• Work to complete:
Read the lines that follow and pick out every one containing the word "ВОПРОСЫ".

• Data for this exercise:
-- -- --

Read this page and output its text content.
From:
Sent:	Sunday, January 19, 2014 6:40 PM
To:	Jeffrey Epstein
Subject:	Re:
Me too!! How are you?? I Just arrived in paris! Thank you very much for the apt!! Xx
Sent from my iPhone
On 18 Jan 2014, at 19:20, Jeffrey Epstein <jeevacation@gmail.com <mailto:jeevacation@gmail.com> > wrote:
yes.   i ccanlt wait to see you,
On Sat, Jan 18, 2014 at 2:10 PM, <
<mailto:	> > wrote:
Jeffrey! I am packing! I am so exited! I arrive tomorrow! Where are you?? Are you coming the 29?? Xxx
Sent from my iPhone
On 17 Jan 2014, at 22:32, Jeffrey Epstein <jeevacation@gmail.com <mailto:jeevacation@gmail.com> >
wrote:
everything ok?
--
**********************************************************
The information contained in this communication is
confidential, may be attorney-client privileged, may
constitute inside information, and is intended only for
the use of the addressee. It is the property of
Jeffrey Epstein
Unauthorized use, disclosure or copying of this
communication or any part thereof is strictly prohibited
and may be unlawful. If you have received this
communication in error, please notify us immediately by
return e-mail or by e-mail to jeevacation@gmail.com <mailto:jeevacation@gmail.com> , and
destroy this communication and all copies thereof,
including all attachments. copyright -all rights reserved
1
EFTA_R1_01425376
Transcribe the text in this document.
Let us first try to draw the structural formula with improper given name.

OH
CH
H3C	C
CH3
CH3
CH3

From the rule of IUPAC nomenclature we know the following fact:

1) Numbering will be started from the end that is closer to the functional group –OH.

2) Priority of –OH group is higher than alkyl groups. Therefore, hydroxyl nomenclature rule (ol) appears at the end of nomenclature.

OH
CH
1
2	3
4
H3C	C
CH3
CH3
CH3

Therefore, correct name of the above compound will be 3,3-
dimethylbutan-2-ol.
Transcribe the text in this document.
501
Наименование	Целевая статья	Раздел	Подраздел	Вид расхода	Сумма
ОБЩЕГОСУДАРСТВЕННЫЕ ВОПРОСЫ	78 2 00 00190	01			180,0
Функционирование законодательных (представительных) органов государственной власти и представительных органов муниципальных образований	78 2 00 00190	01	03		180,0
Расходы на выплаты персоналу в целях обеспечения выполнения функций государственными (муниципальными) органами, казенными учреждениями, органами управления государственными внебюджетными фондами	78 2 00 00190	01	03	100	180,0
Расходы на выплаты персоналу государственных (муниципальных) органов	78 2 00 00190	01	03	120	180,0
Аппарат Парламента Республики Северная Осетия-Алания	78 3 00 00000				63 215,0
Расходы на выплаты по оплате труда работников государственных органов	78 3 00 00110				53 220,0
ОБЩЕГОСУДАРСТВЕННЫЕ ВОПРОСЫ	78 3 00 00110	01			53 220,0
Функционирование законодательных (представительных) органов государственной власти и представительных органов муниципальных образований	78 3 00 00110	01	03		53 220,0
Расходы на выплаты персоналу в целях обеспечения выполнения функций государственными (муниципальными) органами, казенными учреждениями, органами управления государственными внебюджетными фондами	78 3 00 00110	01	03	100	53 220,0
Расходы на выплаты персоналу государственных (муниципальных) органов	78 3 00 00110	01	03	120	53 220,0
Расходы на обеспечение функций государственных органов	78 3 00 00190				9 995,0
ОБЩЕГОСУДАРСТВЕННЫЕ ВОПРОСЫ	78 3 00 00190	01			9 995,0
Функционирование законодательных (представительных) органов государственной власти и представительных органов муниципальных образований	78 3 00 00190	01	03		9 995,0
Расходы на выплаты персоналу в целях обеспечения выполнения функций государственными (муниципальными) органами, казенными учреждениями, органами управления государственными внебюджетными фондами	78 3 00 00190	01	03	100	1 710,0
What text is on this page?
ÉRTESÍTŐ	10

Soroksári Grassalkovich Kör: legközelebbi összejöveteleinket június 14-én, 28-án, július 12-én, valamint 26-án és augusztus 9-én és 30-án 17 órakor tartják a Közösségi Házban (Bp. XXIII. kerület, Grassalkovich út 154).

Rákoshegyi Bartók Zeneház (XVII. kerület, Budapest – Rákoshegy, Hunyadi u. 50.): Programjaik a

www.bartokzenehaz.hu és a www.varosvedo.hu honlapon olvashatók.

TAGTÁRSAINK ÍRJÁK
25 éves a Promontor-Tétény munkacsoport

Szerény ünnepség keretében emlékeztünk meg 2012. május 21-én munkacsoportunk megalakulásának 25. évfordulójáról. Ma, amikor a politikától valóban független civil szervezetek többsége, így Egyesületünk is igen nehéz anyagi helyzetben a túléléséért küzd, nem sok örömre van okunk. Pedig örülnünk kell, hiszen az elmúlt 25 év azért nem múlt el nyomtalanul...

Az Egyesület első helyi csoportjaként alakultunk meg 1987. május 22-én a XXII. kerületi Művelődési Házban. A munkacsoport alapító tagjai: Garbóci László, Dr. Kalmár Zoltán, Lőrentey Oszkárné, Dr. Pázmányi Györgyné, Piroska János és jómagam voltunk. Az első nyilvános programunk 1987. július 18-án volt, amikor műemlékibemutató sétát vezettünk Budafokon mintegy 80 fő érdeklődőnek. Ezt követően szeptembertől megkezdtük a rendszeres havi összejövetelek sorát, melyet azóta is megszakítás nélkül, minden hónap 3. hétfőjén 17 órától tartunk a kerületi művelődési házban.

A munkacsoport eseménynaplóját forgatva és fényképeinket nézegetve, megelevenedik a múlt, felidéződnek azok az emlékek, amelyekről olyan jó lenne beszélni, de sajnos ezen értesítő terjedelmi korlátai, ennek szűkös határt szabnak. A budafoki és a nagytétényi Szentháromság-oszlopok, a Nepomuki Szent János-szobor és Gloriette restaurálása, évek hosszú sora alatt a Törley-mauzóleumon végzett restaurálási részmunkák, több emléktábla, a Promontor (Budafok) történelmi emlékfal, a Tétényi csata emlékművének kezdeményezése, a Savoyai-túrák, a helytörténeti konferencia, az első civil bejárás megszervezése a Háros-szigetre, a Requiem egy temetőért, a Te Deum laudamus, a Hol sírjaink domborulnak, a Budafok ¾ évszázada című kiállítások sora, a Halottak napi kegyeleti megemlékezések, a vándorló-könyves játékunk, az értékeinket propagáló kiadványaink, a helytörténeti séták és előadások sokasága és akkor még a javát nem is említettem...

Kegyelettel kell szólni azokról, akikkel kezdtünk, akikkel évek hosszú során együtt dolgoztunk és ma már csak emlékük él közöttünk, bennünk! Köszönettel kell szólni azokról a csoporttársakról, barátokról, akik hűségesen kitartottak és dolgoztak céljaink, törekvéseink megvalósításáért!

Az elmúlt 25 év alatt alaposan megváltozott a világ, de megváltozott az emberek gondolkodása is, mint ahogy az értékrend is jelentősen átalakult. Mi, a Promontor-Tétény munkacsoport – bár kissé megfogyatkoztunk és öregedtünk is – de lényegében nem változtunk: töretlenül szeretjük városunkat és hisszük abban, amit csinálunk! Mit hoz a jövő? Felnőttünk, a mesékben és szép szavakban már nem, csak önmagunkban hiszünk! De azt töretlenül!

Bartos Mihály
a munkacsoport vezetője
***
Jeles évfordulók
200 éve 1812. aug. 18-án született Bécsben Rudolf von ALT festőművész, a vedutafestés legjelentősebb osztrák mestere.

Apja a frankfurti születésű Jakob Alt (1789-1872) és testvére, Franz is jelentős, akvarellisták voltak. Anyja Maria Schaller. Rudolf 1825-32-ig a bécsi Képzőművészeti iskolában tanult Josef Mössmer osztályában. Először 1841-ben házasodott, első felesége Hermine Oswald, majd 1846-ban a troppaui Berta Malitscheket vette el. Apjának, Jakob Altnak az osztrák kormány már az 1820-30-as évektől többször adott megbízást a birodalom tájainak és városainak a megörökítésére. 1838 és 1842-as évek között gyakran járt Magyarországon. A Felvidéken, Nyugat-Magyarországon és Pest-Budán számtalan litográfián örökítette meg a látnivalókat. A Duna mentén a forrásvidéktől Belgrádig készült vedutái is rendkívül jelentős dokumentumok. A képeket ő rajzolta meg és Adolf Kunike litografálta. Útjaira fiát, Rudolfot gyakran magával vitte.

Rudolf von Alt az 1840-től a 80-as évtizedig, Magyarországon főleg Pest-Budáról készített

-- -- --

• Response below:
ОБЩЕГОСУДАРСТВЕННЫЕ ВОПРОСЫ	78 2 00 00190	01			180,0
ОБЩЕГОСУДАРСТВЕННЫЕ ВОПРОСЫ	78 3 00 00110	01			53 220,0
ОБЩЕГОСУДАРСТВЕННЫЕ ВОПРОСЫ	78 3 00 00190	01			9 995,0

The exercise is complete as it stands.